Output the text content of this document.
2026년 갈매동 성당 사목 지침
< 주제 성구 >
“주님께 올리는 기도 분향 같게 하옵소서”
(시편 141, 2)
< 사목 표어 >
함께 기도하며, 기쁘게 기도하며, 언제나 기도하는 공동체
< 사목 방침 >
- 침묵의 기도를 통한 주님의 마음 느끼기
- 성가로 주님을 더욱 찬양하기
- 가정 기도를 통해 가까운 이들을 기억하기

§ Your instructions
From the records above, extract every entry verbatim.

§ Response
Output the text content of this document.
2026년 갈매동 성당 사목 지침
< 주제 성구 >
“주님께 올리는 기도 분향 같게 하옵소서”
(시편 141, 2)
< 사목 표어 >
함께 기도하며, 기쁘게 기도하며, 언제나 기도하는 공동체
< 사목 방침 >
- 침묵의 기도를 통한 주님의 마음 느끼기
- 성가로 주님을 더욱 찬양하기
- 가정 기도를 통해 가까운 이들을 기억하기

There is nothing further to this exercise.